• **TO DO**
Below is a listing; reproduce each line of it exactly.

+++++

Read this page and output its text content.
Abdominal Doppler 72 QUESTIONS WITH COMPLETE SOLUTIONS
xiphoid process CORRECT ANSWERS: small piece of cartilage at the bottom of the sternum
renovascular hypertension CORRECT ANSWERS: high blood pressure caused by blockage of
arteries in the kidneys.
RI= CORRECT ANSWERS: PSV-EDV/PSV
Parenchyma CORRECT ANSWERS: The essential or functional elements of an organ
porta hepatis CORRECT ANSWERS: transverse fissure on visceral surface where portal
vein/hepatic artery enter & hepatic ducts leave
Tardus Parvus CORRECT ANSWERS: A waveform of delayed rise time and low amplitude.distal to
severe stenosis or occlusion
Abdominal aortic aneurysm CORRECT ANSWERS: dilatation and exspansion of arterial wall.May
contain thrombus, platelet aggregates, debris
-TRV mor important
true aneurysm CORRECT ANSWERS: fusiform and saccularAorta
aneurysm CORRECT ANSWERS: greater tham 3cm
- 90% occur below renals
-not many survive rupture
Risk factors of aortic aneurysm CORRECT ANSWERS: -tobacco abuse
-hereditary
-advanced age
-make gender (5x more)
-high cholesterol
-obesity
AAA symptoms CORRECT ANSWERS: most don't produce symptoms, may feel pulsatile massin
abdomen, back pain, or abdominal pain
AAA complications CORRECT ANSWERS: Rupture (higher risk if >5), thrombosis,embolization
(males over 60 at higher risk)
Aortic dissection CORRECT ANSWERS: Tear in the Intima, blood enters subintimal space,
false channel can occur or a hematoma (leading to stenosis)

+++++

• **FINISHED ANSWER**
Read this page and output its text content.
Abdominal Doppler 72 QUESTIONS WITH COMPLETE SOLUTIONS
xiphoid process CORRECT ANSWERS: small piece of cartilage at the bottom of the sternum
renovascular hypertension CORRECT ANSWERS: high blood pressure caused by blockage of
arteries in the kidneys.
RI= CORRECT ANSWERS: PSV-EDV/PSV
Parenchyma CORRECT ANSWERS: The essential or functional elements of an organ
porta hepatis CORRECT ANSWERS: transverse fissure on visceral surface where portal
vein/hepatic artery enter & hepatic ducts leave
Tardus Parvus CORRECT ANSWERS: A waveform of delayed rise time and low amplitude.distal to
severe stenosis or occlusion
Abdominal aortic aneurysm CORRECT ANSWERS: dilatation and exspansion of arterial wall.May
contain thrombus, platelet aggregates, debris
-TRV mor important
true aneurysm CORRECT ANSWERS: fusiform and saccularAorta
aneurysm CORRECT ANSWERS: greater tham 3cm
- 90% occur below renals
-not many survive rupture
Risk factors of aortic aneurysm CORRECT ANSWERS: -tobacco abuse
-hereditary
-advanced age
-make gender (5x more)
-high cholesterol
-obesity
AAA symptoms CORRECT ANSWERS: most don't produce symptoms, may feel pulsatile massin
abdomen, back pain, or abdominal pain
AAA complications CORRECT ANSWERS: Rupture (higher risk if >5), thrombosis,embolization
(males over 60 at higher risk)
Aortic dissection CORRECT ANSWERS: Tear in the Intima, blood enters subintimal space,
false channel can occur or a hematoma (leading to stenosis)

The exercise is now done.